*What you have to do*. Without including the pictures, copy out every line below.

— Begin Information supplied —

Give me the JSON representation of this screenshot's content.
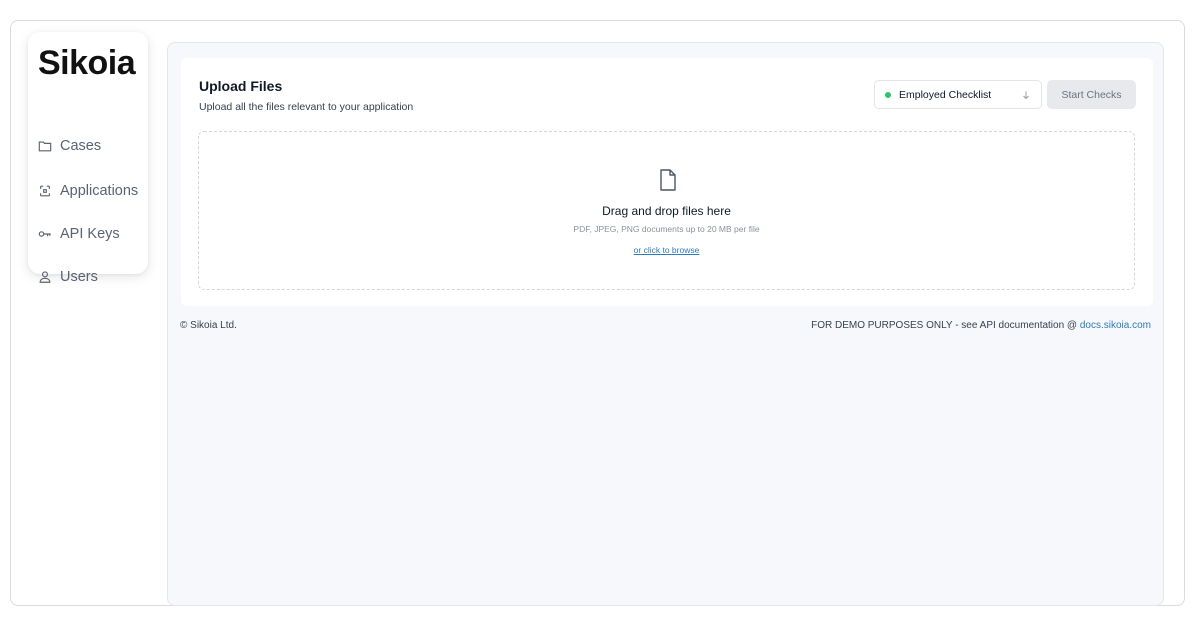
{
  "sidebar": {
    "logo": "Sikoia",
    "items": [
      {
        "label": "Cases",
        "icon": "folder-icon"
      },
      {
        "label": "Applications",
        "icon": "applications-icon"
      },
      {
        "label": "API Keys",
        "icon": "key-icon"
      },
      {
        "label": "Users",
        "icon": "user-icon"
      }
    ]
  },
  "upload": {
    "title": "Upload Files",
    "subtitle": "Upload all the files relevant to your application",
    "checklist_label": "Employed Checklist",
    "checklist_status_color": "#2fc46b",
    "start_label": "Start Checks",
    "dropzone": {
      "icon": "file-icon",
      "title": "Drag and drop files here",
      "hint": "PDF, JPEG, PNG documents up to 20 MB per file",
      "browse": "or click to browse"
    }
  },
  "footer": {
    "copyright": "© Sikoia Ltd.",
    "demo_text": "FOR DEMO PURPOSES ONLY - see API documentation @ ",
    "docs_link": "docs.sikoia.com"
  },
  "colors": {
    "accent_link": "#2f7ab8",
    "main_bg": "#f7f8fb"
  }
}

— End Information supplied —

*Exercise result*.
Give me the JSON representation of this screenshot's content.
{
  "sidebar": {
    "logo": "Sikoia",
    "items": [
      {
        "label": "Cases",
        "icon": "folder-icon"
      },
      {
        "label": "Applications",
        "icon": "applications-icon"
      },
      {
        "label": "API Keys",
        "icon": "key-icon"
      },
      {
        "label": "Users",
        "icon": "user-icon"
      }
    ]
  },
  "upload": {
    "title": "Upload Files",
    "subtitle": "Upload all the files relevant to your application",
    "checklist_label": "Employed Checklist",
    "checklist_status_color": "#2fc46b",
    "start_label": "Start Checks",
    "dropzone": {
      "icon": "file-icon",
      "title": "Drag and drop files here",
      "hint": "PDF, JPEG, PNG documents up to 20 MB per file",
      "browse": "or click to browse"
    }
  },
  "footer": {
    "copyright": "© Sikoia Ltd.",
    "demo_text": "FOR DEMO PURPOSES ONLY - see API documentation @ ",
    "docs_link": "docs.sikoia.com"
  },
  "colors": {
    "accent_link": "#2f7ab8",
    "main_bg": "#f7f8fb"
  }
}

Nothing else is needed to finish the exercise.